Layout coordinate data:
[start]

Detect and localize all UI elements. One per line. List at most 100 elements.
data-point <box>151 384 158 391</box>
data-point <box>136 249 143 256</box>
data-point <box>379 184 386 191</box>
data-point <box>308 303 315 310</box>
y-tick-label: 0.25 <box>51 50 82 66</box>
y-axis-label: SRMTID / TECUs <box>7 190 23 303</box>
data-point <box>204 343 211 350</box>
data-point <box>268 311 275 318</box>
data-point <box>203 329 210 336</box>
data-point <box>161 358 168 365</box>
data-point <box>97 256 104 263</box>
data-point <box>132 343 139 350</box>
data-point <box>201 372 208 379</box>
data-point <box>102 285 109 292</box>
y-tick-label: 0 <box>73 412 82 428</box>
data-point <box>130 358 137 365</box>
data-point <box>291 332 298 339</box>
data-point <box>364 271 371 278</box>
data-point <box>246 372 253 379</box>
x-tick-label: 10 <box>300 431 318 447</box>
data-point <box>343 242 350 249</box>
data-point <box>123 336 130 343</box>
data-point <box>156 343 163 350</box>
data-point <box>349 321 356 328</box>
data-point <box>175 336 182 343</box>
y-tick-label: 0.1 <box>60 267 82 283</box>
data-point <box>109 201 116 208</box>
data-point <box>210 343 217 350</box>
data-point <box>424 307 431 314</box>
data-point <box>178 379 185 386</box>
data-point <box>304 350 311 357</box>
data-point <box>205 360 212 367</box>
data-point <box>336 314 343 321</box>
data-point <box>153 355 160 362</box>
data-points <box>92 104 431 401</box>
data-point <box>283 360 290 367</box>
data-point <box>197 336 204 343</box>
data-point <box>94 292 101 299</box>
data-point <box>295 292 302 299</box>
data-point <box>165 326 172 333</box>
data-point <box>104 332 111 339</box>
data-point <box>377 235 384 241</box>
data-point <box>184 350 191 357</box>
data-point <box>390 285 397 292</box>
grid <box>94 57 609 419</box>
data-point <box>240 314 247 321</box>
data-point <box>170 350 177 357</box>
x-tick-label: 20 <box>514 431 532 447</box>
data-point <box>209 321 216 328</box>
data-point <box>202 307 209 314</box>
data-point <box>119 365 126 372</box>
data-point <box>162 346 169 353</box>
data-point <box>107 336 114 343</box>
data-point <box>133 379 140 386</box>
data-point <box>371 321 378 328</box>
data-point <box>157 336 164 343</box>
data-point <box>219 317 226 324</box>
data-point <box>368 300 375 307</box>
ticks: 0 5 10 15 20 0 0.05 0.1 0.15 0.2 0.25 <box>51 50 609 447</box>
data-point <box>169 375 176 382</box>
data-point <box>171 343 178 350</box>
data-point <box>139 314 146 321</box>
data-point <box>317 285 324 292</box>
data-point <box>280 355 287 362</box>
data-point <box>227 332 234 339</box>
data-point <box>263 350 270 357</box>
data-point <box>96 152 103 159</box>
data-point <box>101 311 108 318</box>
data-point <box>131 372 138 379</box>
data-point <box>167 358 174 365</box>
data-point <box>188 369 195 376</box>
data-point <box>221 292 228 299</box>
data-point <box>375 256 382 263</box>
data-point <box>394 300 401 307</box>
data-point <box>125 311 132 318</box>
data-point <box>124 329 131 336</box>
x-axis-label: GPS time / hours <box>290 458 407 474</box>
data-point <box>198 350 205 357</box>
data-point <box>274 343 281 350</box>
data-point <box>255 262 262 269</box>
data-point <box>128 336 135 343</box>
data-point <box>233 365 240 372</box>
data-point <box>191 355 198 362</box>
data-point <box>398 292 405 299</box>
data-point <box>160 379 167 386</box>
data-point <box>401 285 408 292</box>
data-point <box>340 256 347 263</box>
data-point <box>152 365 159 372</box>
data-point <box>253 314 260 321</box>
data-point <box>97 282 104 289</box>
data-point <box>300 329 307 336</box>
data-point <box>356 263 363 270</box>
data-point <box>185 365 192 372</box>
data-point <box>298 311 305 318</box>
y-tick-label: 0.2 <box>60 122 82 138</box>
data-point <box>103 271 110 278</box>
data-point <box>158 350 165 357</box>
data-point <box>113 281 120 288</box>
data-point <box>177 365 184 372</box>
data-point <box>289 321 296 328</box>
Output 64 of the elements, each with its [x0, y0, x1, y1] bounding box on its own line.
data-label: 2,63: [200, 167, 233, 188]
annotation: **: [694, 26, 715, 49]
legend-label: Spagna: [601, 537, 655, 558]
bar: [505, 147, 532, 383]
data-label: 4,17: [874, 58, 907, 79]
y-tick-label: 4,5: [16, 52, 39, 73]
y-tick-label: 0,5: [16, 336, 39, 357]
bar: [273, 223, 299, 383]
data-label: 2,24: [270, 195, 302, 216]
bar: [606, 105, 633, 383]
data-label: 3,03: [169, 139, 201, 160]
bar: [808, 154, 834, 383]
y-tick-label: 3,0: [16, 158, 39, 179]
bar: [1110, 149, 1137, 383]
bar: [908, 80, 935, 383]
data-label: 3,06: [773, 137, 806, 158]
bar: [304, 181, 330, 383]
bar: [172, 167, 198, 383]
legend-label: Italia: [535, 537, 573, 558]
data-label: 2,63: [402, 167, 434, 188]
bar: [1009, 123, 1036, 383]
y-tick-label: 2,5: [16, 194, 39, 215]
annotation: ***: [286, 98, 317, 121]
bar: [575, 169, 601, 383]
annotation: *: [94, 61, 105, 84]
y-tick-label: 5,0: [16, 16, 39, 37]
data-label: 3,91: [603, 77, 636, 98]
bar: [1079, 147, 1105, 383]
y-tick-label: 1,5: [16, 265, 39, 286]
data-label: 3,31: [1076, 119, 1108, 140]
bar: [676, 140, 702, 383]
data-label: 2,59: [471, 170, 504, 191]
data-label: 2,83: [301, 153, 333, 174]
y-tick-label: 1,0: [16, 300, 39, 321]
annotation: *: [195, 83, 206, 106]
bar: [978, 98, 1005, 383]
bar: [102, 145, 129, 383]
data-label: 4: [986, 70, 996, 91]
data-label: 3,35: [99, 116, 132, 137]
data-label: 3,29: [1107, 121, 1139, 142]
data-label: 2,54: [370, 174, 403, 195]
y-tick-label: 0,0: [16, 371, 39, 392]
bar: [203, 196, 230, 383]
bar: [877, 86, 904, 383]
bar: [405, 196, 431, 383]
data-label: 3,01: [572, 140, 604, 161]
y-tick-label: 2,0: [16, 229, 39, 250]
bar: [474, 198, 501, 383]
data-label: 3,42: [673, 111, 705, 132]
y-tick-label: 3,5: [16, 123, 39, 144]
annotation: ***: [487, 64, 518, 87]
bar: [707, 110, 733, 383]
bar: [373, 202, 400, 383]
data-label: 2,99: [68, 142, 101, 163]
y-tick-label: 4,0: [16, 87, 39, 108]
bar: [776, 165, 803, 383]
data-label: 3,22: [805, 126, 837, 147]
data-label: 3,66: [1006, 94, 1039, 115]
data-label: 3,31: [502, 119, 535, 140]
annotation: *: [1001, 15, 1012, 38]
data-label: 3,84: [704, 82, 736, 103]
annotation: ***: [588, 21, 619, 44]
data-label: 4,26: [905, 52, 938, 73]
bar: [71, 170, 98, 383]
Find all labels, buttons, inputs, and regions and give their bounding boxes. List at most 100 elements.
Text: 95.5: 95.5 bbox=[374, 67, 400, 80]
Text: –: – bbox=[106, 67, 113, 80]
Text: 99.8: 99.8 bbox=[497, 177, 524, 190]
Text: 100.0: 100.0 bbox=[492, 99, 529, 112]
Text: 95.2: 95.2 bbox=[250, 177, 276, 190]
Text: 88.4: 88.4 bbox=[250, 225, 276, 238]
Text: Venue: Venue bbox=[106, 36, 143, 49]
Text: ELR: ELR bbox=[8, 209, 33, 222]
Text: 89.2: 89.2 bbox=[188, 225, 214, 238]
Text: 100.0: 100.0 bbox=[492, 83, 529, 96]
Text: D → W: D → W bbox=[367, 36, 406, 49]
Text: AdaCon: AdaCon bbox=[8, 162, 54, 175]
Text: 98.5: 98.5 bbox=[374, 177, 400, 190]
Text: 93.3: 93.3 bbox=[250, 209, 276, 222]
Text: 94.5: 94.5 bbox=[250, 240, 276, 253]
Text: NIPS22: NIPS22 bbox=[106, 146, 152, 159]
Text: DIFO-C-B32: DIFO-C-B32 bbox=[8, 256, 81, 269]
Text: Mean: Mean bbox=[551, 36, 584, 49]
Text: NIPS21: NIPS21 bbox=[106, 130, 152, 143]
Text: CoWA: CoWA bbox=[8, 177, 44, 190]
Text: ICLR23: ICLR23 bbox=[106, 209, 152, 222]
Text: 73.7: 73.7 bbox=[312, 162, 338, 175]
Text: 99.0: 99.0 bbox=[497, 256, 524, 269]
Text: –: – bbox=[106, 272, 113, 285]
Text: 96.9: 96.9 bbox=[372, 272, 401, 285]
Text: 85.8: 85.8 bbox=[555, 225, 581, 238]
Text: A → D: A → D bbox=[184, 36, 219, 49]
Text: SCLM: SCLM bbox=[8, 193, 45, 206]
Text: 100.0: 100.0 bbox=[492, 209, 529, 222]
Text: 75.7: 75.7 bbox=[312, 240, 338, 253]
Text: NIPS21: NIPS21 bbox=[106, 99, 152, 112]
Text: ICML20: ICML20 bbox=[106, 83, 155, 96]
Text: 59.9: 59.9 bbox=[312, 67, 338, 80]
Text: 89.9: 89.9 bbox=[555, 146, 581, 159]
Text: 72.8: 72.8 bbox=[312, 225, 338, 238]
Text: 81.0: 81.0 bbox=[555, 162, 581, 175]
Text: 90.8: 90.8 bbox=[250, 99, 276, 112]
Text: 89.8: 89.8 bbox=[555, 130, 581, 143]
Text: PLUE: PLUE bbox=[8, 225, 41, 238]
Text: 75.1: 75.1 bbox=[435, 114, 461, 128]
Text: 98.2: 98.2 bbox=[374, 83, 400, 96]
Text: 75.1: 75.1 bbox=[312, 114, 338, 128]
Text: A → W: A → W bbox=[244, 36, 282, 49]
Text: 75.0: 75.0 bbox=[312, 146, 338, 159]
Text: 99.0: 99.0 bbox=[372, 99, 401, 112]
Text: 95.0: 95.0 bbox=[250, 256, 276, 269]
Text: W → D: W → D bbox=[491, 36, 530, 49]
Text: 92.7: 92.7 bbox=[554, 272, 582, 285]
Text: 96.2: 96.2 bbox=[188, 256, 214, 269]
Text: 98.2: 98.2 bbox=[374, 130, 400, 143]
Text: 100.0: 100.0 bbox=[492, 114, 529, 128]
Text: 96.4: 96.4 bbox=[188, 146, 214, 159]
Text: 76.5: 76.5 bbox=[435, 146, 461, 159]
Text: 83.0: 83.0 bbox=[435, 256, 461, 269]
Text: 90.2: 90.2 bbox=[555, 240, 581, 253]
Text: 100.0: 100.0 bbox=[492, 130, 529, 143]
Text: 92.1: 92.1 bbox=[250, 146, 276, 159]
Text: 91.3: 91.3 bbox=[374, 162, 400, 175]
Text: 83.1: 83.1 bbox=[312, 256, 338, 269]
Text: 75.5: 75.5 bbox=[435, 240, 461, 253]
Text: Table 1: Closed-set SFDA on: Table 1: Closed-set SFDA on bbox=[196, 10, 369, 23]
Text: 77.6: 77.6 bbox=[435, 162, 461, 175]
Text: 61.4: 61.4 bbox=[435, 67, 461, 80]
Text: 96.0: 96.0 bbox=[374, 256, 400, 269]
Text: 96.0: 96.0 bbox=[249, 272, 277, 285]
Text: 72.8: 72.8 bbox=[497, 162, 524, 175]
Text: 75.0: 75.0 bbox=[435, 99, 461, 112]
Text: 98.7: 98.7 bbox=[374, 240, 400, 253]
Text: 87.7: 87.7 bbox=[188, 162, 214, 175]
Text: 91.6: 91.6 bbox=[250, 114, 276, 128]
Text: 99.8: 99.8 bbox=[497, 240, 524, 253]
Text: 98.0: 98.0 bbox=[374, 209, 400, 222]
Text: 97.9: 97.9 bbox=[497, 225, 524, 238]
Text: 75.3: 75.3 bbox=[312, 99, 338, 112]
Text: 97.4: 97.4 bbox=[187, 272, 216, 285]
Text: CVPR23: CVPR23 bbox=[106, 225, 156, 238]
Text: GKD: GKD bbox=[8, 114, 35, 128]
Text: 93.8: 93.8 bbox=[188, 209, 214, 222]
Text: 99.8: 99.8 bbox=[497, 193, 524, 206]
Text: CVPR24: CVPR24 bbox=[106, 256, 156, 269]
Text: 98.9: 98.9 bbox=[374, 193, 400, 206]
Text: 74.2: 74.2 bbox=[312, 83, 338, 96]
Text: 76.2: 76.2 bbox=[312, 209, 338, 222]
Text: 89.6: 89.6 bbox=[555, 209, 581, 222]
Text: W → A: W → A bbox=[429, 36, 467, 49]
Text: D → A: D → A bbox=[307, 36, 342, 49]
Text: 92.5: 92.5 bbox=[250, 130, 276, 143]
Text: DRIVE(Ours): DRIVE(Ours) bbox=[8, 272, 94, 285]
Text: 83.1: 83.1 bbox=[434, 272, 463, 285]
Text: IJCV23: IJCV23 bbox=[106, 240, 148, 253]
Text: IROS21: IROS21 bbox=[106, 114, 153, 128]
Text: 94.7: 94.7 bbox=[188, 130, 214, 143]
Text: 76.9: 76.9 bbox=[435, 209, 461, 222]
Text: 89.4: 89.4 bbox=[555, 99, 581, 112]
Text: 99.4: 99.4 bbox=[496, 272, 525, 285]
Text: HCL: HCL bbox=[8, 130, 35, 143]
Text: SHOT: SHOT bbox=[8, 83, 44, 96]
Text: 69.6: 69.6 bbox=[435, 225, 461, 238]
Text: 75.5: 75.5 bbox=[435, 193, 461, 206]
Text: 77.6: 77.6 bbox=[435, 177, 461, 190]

[end]

THE EXERCISE:
Return the rows verbatim, from the beginning of the rows through the line containing "y-tick-label: 0.25 <box>51 50 82 66</box>", with both boundary lines included.

IN RESPONSE:
Detect and localize all UI elements. One per line. List at most 100 elements.
data-point <box>151 384 158 391</box>
data-point <box>136 249 143 256</box>
data-point <box>379 184 386 191</box>
data-point <box>308 303 315 310</box>
y-tick-label: 0.25 <box>51 50 82 66</box>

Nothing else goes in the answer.